*TEXT PROVIDED*:

=-=-=-=-=

In this section, you’ll learn how to choose the right score to check as well as how to check it. First, some general guidelines:
- If you’re making a large purchase, such as home or car, it’s best to know your FICO score. There’s a high chance your lender will see exactly the same, or at least very similar, score.
- If you’re in the process of improving or fixing your credit, it’s recommended to track your scores across all three credit bureaus. This will give you the power to find and clean up errors much faster. Use websites like FreeScore360.com or sign up for 3 different services offering Vantage 3.0 score (just make sure the data is pulled from different bureaus).
- Whatever you chose, remember that credit score ranges are much more important than the individual numbers.
If you’re ready to check your credit score, here’s what you need to know.
Most credit card companies now give you free access to your FICO scores, updated every 30 days. You should be able to see your score on your monthly credit card statement, online bank account, or mobile app.
This table gives you an idea of which scores are available to which customers:
|Bank of America||FICO 8||TU||All credit cards|
|Barclaycard US||FICO 8||TU||Selected credit cards|
|Chase||FICO 8||EX||Chase Slate card|
|Citi||FICO Bankcard 8||EQ||All credit cards|
|Commerce Bank||FICO 8||Any||All credit cards|
|Discover||FICO 8||TU||All credit cards|
|First National Bank||FICO Bankcard 8||EX||All credit cards|
|Wells Fargo||FICO Bankcard 2||EX||All credit cards|
Contact your bank if it’s not on the list above. According to Market Watch, more than 100 million U.S. checking accounts also offer regular access to FICO scores with no extra charge.
FICO 8 score from Experian is also available at FreeCreditScore.com and Discover’s CreditScorecard.com. Both sites are absolutely free and should not ask you for a credit card number.
To see all versions of your FICO scores visit myFICO.com. This is the official FICO website where you can buy an individual bureau’s score for $19.95 each (or get all three of them for a more complete picture). You can also opt-in for a 3-bureau credit monitoring service priced at $29.95 per month. Make sure to cancel your subscription when you no longer need it.
Several websites provide Vantage 3.0 scores at no cost, and we’ve compiled a list of them for you.
Registration is fast and easy. You don’t need to enter credit card information. Just answer some basic security questions to verify your identity and you’re all set.
My personal favorite from this list is Credit Sesame. Give it a try!
|Credit Sesame||Vantage 3.0||TU|
|Credit Karma||Vantage 3.0||TU, EQ|
|Capital One||Vantage 3.0||TU|
FreeScore360 is a great example of services offering high quality educational scores.
They give you all 3-bureau credit scores and full identity theft protection, all in one product.
Considering that over 17 millions of Americans are victims of ID theft every year, using reputable credit monitoring can greatly improve your security.
Your credit score is important, but ultimately it’s just a reflection of your credit report.
The best thing you can do to understand your credit score and your overall financial standing is to check your credit report regularly.
How often should you check your credit report?
We recommend doing it every 4 months, with each bureau, to stay updated.
This video will show you how to check a TransUnion credit report for free:
Always pay close attention to your credit report. Sure, taking a look at many of your scores will provide you with a lot of perspective about how different creditors may view you. But to know where you really stand financially, you need to know what’s on your credit report.
Your credit score is just a tool.
It makes life easier for lenders, and it helps you understand where you fall as a consumer.
But it’s just a number.
It doesn’t define you, and it’s not the only thing you have to offer.
If you find that your credit score is getting in the way of what you want to accomplish, here’s the good news: there are many proven ways of increasing your credit score that are safe, easy, and extremely effective.
But before you can take care of your credit score, you have to know where you stand. Follow the advice in this report, and you’ll be well on your way!

=-=-=-=-=

*DATASET*:
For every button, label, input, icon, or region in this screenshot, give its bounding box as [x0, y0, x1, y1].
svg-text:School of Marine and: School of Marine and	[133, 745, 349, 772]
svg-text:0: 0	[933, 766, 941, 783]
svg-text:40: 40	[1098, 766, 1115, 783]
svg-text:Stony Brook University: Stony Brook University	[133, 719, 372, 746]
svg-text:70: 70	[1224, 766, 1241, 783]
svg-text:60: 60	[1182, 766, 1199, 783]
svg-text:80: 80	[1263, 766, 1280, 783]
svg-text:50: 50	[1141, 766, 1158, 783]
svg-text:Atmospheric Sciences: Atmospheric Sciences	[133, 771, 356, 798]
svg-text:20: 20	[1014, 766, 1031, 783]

=-=-=-=-=

*WHAT YOU NEED TO DO*:
**A)** In the text on checking credit scores, what does myFICO.com charge for a single bureau's score?
**B)** Please explain why the text on checking credit scores advises knowing your FICO score before a large purchase such as a home or car.

*ANSWERS FOR THE EXERCISE*:
**A)** It charges $19.95 for each individual bureau's score.

**B)** There is a high chance the lender will see exactly the same FICO score, or at least a very similar one. Knowing it in advance shows you roughly what the lender will see.